*Stated task:*
Return the entries below verbatim. Pictures stay out.

*Data extract:*
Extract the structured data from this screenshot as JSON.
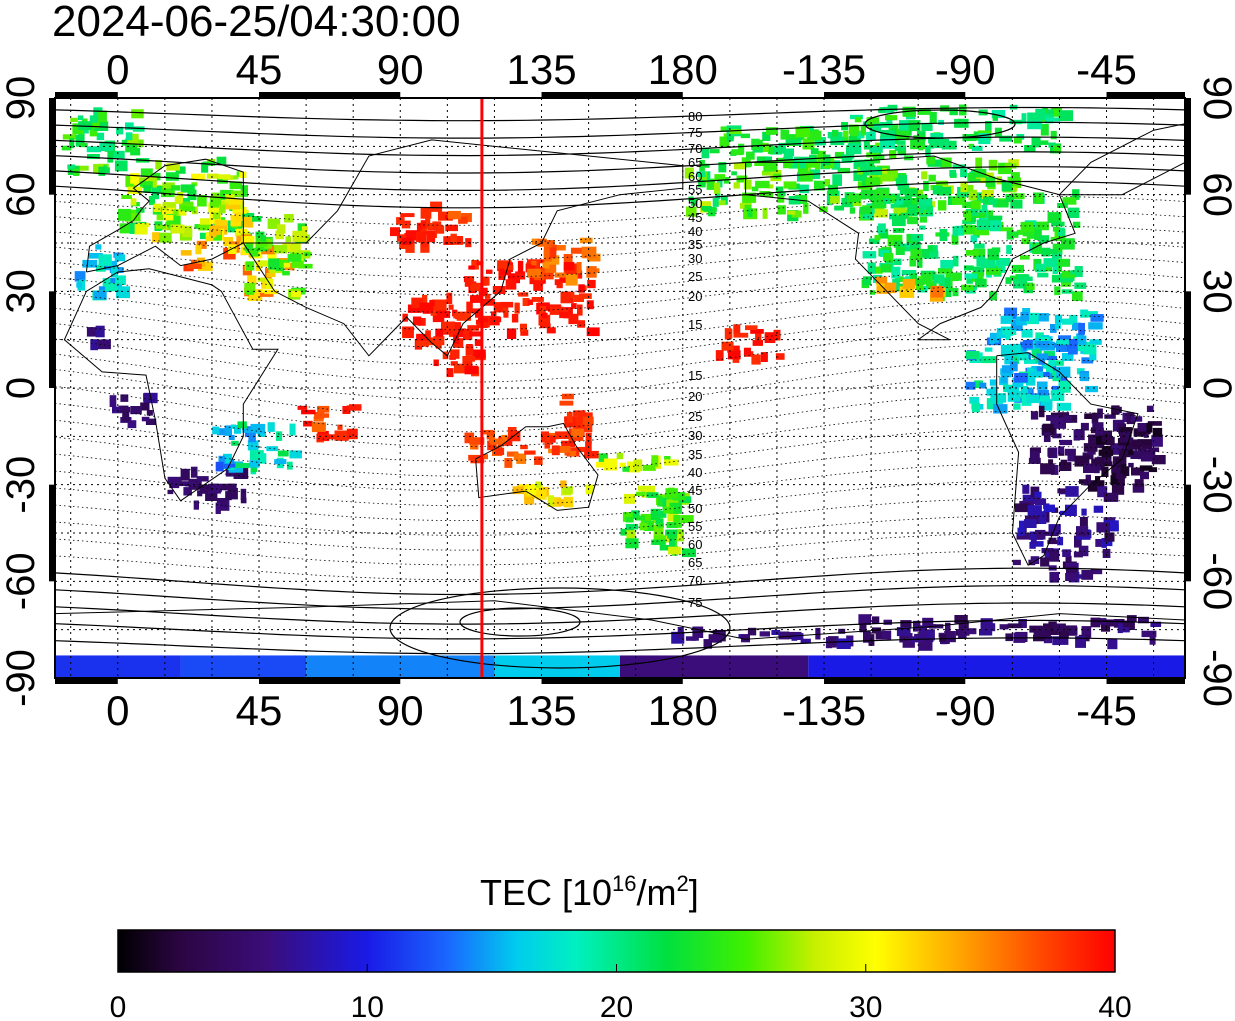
{
  "title": "2024-06-25/04:30:00",
  "map": {
    "lon_ticks_top": [
      "0",
      "45",
      "90",
      "135",
      "180",
      "-135",
      "-90",
      "-45"
    ],
    "lon_ticks_bottom": [
      "0",
      "45",
      "90",
      "135",
      "180",
      "-135",
      "-90",
      "-45"
    ],
    "lat_ticks_left": [
      "90",
      "60",
      "30",
      "0",
      "-30",
      "-60",
      "-90"
    ],
    "lat_ticks_right": [
      "90",
      "60",
      "30",
      "0",
      "-30",
      "-60",
      "-90"
    ],
    "lon_range": [
      -20,
      340
    ],
    "lat_range": [
      -90,
      90
    ],
    "grid": "dotted, 15 degree spacing",
    "meridian_line": {
      "lon": 116,
      "color": "#ff0000"
    },
    "contour_labels": [
      "80",
      "75",
      "70",
      "65",
      "60",
      "55",
      "50",
      "45",
      "40",
      "35",
      "30",
      "25",
      "20",
      "15",
      "15",
      "20",
      "25",
      "30",
      "35",
      "40",
      "45",
      "50",
      "55",
      "60",
      "65",
      "70",
      "75"
    ],
    "colors": {
      "frame": "#000000",
      "coast": "#000000",
      "contour": "#000000"
    }
  },
  "colorbar": {
    "title": "TEC  [10",
    "title_sup": "16",
    "title_unit": "/m",
    "title_unit_sup": "2",
    "title_close": "]",
    "ticks": [
      "0",
      "10",
      "20",
      "30",
      "40"
    ],
    "range": [
      0,
      40
    ],
    "colormap": "black-purple-blue-cyan-green-yellow-red"
  }
}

*Result of this exercise:*
Extract the structured data from this screenshot as JSON.
{
  "title": "2024-06-25/04:30:00",
  "map": {
    "lon_ticks_top": [
      "0",
      "45",
      "90",
      "135",
      "180",
      "-135",
      "-90",
      "-45"
    ],
    "lon_ticks_bottom": [
      "0",
      "45",
      "90",
      "135",
      "180",
      "-135",
      "-90",
      "-45"
    ],
    "lat_ticks_left": [
      "90",
      "60",
      "30",
      "0",
      "-30",
      "-60",
      "-90"
    ],
    "lat_ticks_right": [
      "90",
      "60",
      "30",
      "0",
      "-30",
      "-60",
      "-90"
    ],
    "lon_range": [
      -20,
      340
    ],
    "lat_range": [
      -90,
      90
    ],
    "grid": "dotted, 15 degree spacing",
    "meridian_line": {
      "lon": 116,
      "color": "#ff0000"
    },
    "contour_labels": [
      "80",
      "75",
      "70",
      "65",
      "60",
      "55",
      "50",
      "45",
      "40",
      "35",
      "30",
      "25",
      "20",
      "15",
      "15",
      "20",
      "25",
      "30",
      "35",
      "40",
      "45",
      "50",
      "55",
      "60",
      "65",
      "70",
      "75"
    ],
    "colors": {
      "frame": "#000000",
      "coast": "#000000",
      "contour": "#000000"
    }
  },
  "colorbar": {
    "title": "TEC  [10",
    "title_sup": "16",
    "title_unit": "/m",
    "title_unit_sup": "2",
    "title_close": "]",
    "ticks": [
      "0",
      "10",
      "20",
      "30",
      "40"
    ],
    "range": [
      0,
      40
    ],
    "colormap": "black-purple-blue-cyan-green-yellow-red"
  }
}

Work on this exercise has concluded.